• _DESCRIPTION OF THE TASK_
Retype all of the entries word for word.

(Stored data entries)
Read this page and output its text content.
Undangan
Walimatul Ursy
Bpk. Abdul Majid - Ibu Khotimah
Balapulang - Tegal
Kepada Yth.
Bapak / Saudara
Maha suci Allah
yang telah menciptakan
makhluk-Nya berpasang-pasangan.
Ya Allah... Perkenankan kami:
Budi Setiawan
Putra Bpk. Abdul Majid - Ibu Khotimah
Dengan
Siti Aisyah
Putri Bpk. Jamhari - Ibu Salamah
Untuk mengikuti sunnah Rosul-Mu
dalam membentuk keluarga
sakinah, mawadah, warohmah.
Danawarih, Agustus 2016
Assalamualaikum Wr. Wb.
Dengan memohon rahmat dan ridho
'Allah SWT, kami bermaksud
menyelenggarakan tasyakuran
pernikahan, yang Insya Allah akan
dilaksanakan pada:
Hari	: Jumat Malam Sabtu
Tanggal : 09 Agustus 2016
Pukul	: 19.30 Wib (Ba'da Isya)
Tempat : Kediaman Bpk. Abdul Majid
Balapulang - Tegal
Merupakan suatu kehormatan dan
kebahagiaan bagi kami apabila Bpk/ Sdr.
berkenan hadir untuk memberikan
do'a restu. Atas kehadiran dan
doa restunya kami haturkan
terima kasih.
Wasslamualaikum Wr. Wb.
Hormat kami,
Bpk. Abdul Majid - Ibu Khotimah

• _COMPLETE ANSWER_
Read this page and output its text content.
Undangan
Walimatul Ursy
Bpk. Abdul Majid - Ibu Khotimah
Balapulang - Tegal
Kepada Yth.
Bapak / Saudara
Maha suci Allah
yang telah menciptakan
makhluk-Nya berpasang-pasangan.
Ya Allah... Perkenankan kami:
Budi Setiawan
Putra Bpk. Abdul Majid - Ibu Khotimah
Dengan
Siti Aisyah
Putri Bpk. Jamhari - Ibu Salamah
Untuk mengikuti sunnah Rosul-Mu
dalam membentuk keluarga
sakinah, mawadah, warohmah.
Danawarih, Agustus 2016
Assalamualaikum Wr. Wb.
Dengan memohon rahmat dan ridho
'Allah SWT, kami bermaksud
menyelenggarakan tasyakuran
pernikahan, yang Insya Allah akan
dilaksanakan pada:
Hari	: Jumat Malam Sabtu
Tanggal : 09 Agustus 2016
Pukul	: 19.30 Wib (Ba'da Isya)
Tempat : Kediaman Bpk. Abdul Majid
Balapulang - Tegal
Merupakan suatu kehormatan dan
kebahagiaan bagi kami apabila Bpk/ Sdr.
berkenan hadir untuk memberikan
do'a restu. Atas kehadiran dan
doa restunya kami haturkan
terima kasih.
Wasslamualaikum Wr. Wb.
Hormat kami,
Bpk. Abdul Majid - Ibu Khotimah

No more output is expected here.